- Extracted data entries -
#####
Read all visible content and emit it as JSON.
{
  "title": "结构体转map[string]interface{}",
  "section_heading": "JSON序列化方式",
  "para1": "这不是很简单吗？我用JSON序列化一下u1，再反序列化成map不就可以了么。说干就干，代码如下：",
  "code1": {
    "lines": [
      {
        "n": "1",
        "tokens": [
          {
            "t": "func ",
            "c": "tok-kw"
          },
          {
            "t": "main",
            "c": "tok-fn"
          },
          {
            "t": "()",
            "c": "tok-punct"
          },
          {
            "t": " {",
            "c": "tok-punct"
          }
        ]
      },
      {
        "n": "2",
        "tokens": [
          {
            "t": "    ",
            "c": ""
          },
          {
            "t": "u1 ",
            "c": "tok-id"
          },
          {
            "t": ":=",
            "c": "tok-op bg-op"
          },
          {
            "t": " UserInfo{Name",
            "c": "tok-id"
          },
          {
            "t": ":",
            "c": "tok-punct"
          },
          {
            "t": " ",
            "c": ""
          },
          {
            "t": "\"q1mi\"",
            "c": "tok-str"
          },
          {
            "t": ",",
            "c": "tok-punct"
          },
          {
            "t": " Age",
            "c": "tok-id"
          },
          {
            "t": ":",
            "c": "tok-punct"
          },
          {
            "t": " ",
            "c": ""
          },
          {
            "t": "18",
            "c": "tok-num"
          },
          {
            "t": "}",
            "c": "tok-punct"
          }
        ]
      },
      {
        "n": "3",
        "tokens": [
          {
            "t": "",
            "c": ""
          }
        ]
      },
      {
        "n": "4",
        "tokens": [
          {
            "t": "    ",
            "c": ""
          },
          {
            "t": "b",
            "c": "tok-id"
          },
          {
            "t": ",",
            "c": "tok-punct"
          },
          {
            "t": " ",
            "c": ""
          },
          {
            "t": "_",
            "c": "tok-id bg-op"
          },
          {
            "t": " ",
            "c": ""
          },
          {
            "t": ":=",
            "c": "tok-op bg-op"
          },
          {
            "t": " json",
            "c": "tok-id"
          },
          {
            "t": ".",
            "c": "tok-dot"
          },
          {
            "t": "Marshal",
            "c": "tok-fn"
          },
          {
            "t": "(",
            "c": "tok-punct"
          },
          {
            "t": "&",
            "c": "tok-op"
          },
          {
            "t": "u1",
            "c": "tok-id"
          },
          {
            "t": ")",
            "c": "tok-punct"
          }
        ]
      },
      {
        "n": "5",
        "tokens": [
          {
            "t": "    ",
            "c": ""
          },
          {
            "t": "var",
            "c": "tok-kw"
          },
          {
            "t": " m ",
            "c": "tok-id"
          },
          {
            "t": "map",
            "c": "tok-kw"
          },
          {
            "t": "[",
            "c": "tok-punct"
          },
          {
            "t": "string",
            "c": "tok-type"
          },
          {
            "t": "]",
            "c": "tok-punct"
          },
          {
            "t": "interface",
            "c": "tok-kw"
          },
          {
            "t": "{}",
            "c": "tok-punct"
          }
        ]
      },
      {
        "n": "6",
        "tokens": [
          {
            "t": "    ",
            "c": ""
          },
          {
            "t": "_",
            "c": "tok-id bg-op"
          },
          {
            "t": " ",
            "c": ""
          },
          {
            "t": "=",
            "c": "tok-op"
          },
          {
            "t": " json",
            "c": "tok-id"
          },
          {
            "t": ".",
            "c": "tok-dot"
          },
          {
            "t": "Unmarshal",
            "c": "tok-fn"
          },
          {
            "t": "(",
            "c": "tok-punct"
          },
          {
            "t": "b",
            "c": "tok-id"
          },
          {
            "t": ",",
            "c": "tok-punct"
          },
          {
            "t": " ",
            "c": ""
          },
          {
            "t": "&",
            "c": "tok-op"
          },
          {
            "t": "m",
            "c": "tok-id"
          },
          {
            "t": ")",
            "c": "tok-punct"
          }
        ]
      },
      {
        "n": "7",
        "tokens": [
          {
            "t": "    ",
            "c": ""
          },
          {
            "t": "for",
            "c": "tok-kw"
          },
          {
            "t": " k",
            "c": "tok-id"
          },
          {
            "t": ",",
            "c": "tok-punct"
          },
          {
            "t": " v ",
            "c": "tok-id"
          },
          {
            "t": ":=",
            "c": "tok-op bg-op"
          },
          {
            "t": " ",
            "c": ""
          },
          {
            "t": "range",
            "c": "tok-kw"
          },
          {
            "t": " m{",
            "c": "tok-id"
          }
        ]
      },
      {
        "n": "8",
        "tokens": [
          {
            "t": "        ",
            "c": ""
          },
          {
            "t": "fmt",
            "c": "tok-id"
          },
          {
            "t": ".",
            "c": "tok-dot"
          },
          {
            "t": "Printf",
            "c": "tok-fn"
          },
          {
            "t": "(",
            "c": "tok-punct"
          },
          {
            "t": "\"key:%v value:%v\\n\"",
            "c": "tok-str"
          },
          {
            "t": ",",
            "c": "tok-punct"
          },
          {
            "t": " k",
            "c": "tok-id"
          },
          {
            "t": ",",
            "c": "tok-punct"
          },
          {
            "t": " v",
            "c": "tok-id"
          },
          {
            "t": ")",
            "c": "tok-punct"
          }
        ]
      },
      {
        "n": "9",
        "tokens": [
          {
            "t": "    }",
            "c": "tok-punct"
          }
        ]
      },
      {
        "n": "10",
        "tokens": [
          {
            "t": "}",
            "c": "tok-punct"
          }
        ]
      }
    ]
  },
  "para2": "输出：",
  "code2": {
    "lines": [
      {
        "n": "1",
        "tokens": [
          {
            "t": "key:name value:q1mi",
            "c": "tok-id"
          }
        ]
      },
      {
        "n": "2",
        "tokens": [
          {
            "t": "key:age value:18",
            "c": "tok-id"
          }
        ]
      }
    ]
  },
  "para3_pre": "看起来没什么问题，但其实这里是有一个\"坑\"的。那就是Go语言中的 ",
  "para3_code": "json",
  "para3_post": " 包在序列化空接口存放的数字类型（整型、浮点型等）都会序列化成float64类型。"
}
#####
- Exercise aim -
The whole listing above needs to be written out again exactly.

- Solution for this problem -
Read all visible content and emit it as JSON.
{
  "title": "结构体转map[string]interface{}",
  "section_heading": "JSON序列化方式",
  "para1": "这不是很简单吗？我用JSON序列化一下u1，再反序列化成map不就可以了么。说干就干，代码如下：",
  "code1": {
    "lines": [
      {
        "n": "1",
        "tokens": [
          {
            "t": "func ",
            "c": "tok-kw"
          },
          {
            "t": "main",
            "c": "tok-fn"
          },
          {
            "t": "()",
            "c": "tok-punct"
          },
          {
            "t": " {",
            "c": "tok-punct"
          }
        ]
      },
      {
        "n": "2",
        "tokens": [
          {
            "t": "    ",
            "c": ""
          },
          {
            "t": "u1 ",
            "c": "tok-id"
          },
          {
            "t": ":=",
            "c": "tok-op bg-op"
          },
          {
            "t": " UserInfo{Name",
            "c": "tok-id"
          },
          {
            "t": ":",
            "c": "tok-punct"
          },
          {
            "t": " ",
            "c": ""
          },
          {
            "t": "\"q1mi\"",
            "c": "tok-str"
          },
          {
            "t": ",",
            "c": "tok-punct"
          },
          {
            "t": " Age",
            "c": "tok-id"
          },
          {
            "t": ":",
            "c": "tok-punct"
          },
          {
            "t": " ",
            "c": ""
          },
          {
            "t": "18",
            "c": "tok-num"
          },
          {
            "t": "}",
            "c": "tok-punct"
          }
        ]
      },
      {
        "n": "3",
        "tokens": [
          {
            "t": "",
            "c": ""
          }
        ]
      },
      {
        "n": "4",
        "tokens": [
          {
            "t": "    ",
            "c": ""
          },
          {
            "t": "b",
            "c": "tok-id"
          },
          {
            "t": ",",
            "c": "tok-punct"
          },
          {
            "t": " ",
            "c": ""
          },
          {
            "t": "_",
            "c": "tok-id bg-op"
          },
          {
            "t": " ",
            "c": ""
          },
          {
            "t": ":=",
            "c": "tok-op bg-op"
          },
          {
            "t": " json",
            "c": "tok-id"
          },
          {
            "t": ".",
            "c": "tok-dot"
          },
          {
            "t": "Marshal",
            "c": "tok-fn"
          },
          {
            "t": "(",
            "c": "tok-punct"
          },
          {
            "t": "&",
            "c": "tok-op"
          },
          {
            "t": "u1",
            "c": "tok-id"
          },
          {
            "t": ")",
            "c": "tok-punct"
          }
        ]
      },
      {
        "n": "5",
        "tokens": [
          {
            "t": "    ",
            "c": ""
          },
          {
            "t": "var",
            "c": "tok-kw"
          },
          {
            "t": " m ",
            "c": "tok-id"
          },
          {
            "t": "map",
            "c": "tok-kw"
          },
          {
            "t": "[",
            "c": "tok-punct"
          },
          {
            "t": "string",
            "c": "tok-type"
          },
          {
            "t": "]",
            "c": "tok-punct"
          },
          {
            "t": "interface",
            "c": "tok-kw"
          },
          {
            "t": "{}",
            "c": "tok-punct"
          }
        ]
      },
      {
        "n": "6",
        "tokens": [
          {
            "t": "    ",
            "c": ""
          },
          {
            "t": "_",
            "c": "tok-id bg-op"
          },
          {
            "t": " ",
            "c": ""
          },
          {
            "t": "=",
            "c": "tok-op"
          },
          {
            "t": " json",
            "c": "tok-id"
          },
          {
            "t": ".",
            "c": "tok-dot"
          },
          {
            "t": "Unmarshal",
            "c": "tok-fn"
          },
          {
            "t": "(",
            "c": "tok-punct"
          },
          {
            "t": "b",
            "c": "tok-id"
          },
          {
            "t": ",",
            "c": "tok-punct"
          },
          {
            "t": " ",
            "c": ""
          },
          {
            "t": "&",
            "c": "tok-op"
          },
          {
            "t": "m",
            "c": "tok-id"
          },
          {
            "t": ")",
            "c": "tok-punct"
          }
        ]
      },
      {
        "n": "7",
        "tokens": [
          {
            "t": "    ",
            "c": ""
          },
          {
            "t": "for",
            "c": "tok-kw"
          },
          {
            "t": " k",
            "c": "tok-id"
          },
          {
            "t": ",",
            "c": "tok-punct"
          },
          {
            "t": " v ",
            "c": "tok-id"
          },
          {
            "t": ":=",
            "c": "tok-op bg-op"
          },
          {
            "t": " ",
            "c": ""
          },
          {
            "t": "range",
            "c": "tok-kw"
          },
          {
            "t": " m{",
            "c": "tok-id"
          }
        ]
      },
      {
        "n": "8",
        "tokens": [
          {
            "t": "        ",
            "c": ""
          },
          {
            "t": "fmt",
            "c": "tok-id"
          },
          {
            "t": ".",
            "c": "tok-dot"
          },
          {
            "t": "Printf",
            "c": "tok-fn"
          },
          {
            "t": "(",
            "c": "tok-punct"
          },
          {
            "t": "\"key:%v value:%v\\n\"",
            "c": "tok-str"
          },
          {
            "t": ",",
            "c": "tok-punct"
          },
          {
            "t": " k",
            "c": "tok-id"
          },
          {
            "t": ",",
            "c": "tok-punct"
          },
          {
            "t": " v",
            "c": "tok-id"
          },
          {
            "t": ")",
            "c": "tok-punct"
          }
        ]
      },
      {
        "n": "9",
        "tokens": [
          {
            "t": "    }",
            "c": "tok-punct"
          }
        ]
      },
      {
        "n": "10",
        "tokens": [
          {
            "t": "}",
            "c": "tok-punct"
          }
        ]
      }
    ]
  },
  "para2": "输出：",
  "code2": {
    "lines": [
      {
        "n": "1",
        "tokens": [
          {
            "t": "key:name value:q1mi",
            "c": "tok-id"
          }
        ]
      },
      {
        "n": "2",
        "tokens": [
          {
            "t": "key:age value:18",
            "c": "tok-id"
          }
        ]
      }
    ]
  },
  "para3_pre": "看起来没什么问题，但其实这里是有一个\"坑\"的。那就是Go语言中的 ",
  "para3_code": "json",
  "para3_post": " 包在序列化空接口存放的数字类型（整型、浮点型等）都会序列化成float64类型。"
}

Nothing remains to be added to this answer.